Action item:
An exact restatement of every record is required.

Dataset content:
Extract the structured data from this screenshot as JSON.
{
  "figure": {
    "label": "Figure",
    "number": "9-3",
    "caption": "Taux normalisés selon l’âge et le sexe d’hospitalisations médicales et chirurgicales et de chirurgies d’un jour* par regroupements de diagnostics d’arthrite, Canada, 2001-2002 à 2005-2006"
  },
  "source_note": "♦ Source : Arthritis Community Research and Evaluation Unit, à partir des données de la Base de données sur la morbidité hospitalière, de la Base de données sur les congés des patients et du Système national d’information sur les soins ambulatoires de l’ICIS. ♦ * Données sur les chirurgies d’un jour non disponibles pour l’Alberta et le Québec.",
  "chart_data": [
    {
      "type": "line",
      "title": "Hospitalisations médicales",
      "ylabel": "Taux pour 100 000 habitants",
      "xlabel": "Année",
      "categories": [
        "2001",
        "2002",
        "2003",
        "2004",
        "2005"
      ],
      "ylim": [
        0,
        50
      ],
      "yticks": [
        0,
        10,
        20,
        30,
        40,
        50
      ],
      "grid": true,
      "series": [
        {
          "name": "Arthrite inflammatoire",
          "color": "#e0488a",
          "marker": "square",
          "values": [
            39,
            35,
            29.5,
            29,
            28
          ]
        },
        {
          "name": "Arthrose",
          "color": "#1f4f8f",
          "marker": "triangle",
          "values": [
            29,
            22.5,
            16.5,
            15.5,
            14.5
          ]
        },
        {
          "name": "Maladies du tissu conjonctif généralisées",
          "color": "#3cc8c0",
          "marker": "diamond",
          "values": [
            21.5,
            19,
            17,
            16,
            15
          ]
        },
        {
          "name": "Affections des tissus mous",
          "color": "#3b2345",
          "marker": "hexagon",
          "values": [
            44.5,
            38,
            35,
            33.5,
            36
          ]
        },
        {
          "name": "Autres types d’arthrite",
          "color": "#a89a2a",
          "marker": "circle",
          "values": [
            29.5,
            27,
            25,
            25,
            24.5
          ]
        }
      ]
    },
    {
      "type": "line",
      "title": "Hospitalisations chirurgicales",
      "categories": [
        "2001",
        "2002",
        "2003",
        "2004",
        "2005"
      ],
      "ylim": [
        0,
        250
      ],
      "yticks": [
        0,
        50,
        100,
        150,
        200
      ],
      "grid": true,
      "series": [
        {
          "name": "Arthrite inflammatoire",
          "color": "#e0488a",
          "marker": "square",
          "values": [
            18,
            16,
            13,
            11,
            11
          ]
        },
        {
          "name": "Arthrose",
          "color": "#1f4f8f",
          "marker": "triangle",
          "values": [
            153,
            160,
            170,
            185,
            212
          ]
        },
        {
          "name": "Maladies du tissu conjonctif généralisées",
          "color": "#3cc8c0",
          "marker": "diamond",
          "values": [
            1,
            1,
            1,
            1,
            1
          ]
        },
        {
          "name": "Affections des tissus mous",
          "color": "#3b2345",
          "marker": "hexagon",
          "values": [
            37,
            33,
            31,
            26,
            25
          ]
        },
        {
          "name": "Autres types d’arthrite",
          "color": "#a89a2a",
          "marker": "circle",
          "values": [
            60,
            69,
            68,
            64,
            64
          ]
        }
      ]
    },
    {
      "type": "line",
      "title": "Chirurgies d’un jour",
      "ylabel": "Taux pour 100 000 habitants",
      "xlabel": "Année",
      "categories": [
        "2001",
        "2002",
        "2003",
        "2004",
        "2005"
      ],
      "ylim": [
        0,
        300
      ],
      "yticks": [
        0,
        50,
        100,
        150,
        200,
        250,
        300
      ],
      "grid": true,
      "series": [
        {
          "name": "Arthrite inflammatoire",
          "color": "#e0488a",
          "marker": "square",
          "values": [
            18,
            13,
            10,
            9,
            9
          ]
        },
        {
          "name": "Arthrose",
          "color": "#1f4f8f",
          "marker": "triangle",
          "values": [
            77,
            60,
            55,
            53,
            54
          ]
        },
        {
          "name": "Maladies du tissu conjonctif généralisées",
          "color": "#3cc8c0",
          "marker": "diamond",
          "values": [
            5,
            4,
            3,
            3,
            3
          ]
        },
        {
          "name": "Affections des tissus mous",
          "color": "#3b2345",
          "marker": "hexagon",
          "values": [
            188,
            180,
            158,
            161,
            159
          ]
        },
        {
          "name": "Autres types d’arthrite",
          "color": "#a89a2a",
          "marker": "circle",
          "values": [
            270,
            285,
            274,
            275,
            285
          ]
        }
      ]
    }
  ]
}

Exercise solution:
Extract the structured data from this screenshot as JSON.
{
  "figure": {
    "label": "Figure",
    "number": "9-3",
    "caption": "Taux normalisés selon l’âge et le sexe d’hospitalisations médicales et chirurgicales et de chirurgies d’un jour* par regroupements de diagnostics d’arthrite, Canada, 2001-2002 à 2005-2006"
  },
  "source_note": "♦ Source : Arthritis Community Research and Evaluation Unit, à partir des données de la Base de données sur la morbidité hospitalière, de la Base de données sur les congés des patients et du Système national d’information sur les soins ambulatoires de l’ICIS. ♦ * Données sur les chirurgies d’un jour non disponibles pour l’Alberta et le Québec.",
  "chart_data": [
    {
      "type": "line",
      "title": "Hospitalisations médicales",
      "ylabel": "Taux pour 100 000 habitants",
      "xlabel": "Année",
      "categories": [
        "2001",
        "2002",
        "2003",
        "2004",
        "2005"
      ],
      "ylim": [
        0,
        50
      ],
      "yticks": [
        0,
        10,
        20,
        30,
        40,
        50
      ],
      "grid": true,
      "series": [
        {
          "name": "Arthrite inflammatoire",
          "color": "#e0488a",
          "marker": "square",
          "values": [
            39,
            35,
            29.5,
            29,
            28
          ]
        },
        {
          "name": "Arthrose",
          "color": "#1f4f8f",
          "marker": "triangle",
          "values": [
            29,
            22.5,
            16.5,
            15.5,
            14.5
          ]
        },
        {
          "name": "Maladies du tissu conjonctif généralisées",
          "color": "#3cc8c0",
          "marker": "diamond",
          "values": [
            21.5,
            19,
            17,
            16,
            15
          ]
        },
        {
          "name": "Affections des tissus mous",
          "color": "#3b2345",
          "marker": "hexagon",
          "values": [
            44.5,
            38,
            35,
            33.5,
            36
          ]
        },
        {
          "name": "Autres types d’arthrite",
          "color": "#a89a2a",
          "marker": "circle",
          "values": [
            29.5,
            27,
            25,
            25,
            24.5
          ]
        }
      ]
    },
    {
      "type": "line",
      "title": "Hospitalisations chirurgicales",
      "categories": [
        "2001",
        "2002",
        "2003",
        "2004",
        "2005"
      ],
      "ylim": [
        0,
        250
      ],
      "yticks": [
        0,
        50,
        100,
        150,
        200
      ],
      "grid": true,
      "series": [
        {
          "name": "Arthrite inflammatoire",
          "color": "#e0488a",
          "marker": "square",
          "values": [
            18,
            16,
            13,
            11,
            11
          ]
        },
        {
          "name": "Arthrose",
          "color": "#1f4f8f",
          "marker": "triangle",
          "values": [
            153,
            160,
            170,
            185,
            212
          ]
        },
        {
          "name": "Maladies du tissu conjonctif généralisées",
          "color": "#3cc8c0",
          "marker": "diamond",
          "values": [
            1,
            1,
            1,
            1,
            1
          ]
        },
        {
          "name": "Affections des tissus mous",
          "color": "#3b2345",
          "marker": "hexagon",
          "values": [
            37,
            33,
            31,
            26,
            25
          ]
        },
        {
          "name": "Autres types d’arthrite",
          "color": "#a89a2a",
          "marker": "circle",
          "values": [
            60,
            69,
            68,
            64,
            64
          ]
        }
      ]
    },
    {
      "type": "line",
      "title": "Chirurgies d’un jour",
      "ylabel": "Taux pour 100 000 habitants",
      "xlabel": "Année",
      "categories": [
        "2001",
        "2002",
        "2003",
        "2004",
        "2005"
      ],
      "ylim": [
        0,
        300
      ],
      "yticks": [
        0,
        50,
        100,
        150,
        200,
        250,
        300
      ],
      "grid": true,
      "series": [
        {
          "name": "Arthrite inflammatoire",
          "color": "#e0488a",
          "marker": "square",
          "values": [
            18,
            13,
            10,
            9,
            9
          ]
        },
        {
          "name": "Arthrose",
          "color": "#1f4f8f",
          "marker": "triangle",
          "values": [
            77,
            60,
            55,
            53,
            54
          ]
        },
        {
          "name": "Maladies du tissu conjonctif généralisées",
          "color": "#3cc8c0",
          "marker": "diamond",
          "values": [
            5,
            4,
            3,
            3,
            3
          ]
        },
        {
          "name": "Affections des tissus mous",
          "color": "#3b2345",
          "marker": "hexagon",
          "values": [
            188,
            180,
            158,
            161,
            159
          ]
        },
        {
          "name": "Autres types d’arthrite",
          "color": "#a89a2a",
          "marker": "circle",
          "values": [
            270,
            285,
            274,
            275,
            285
          ]
        }
      ]
    }
  ]
}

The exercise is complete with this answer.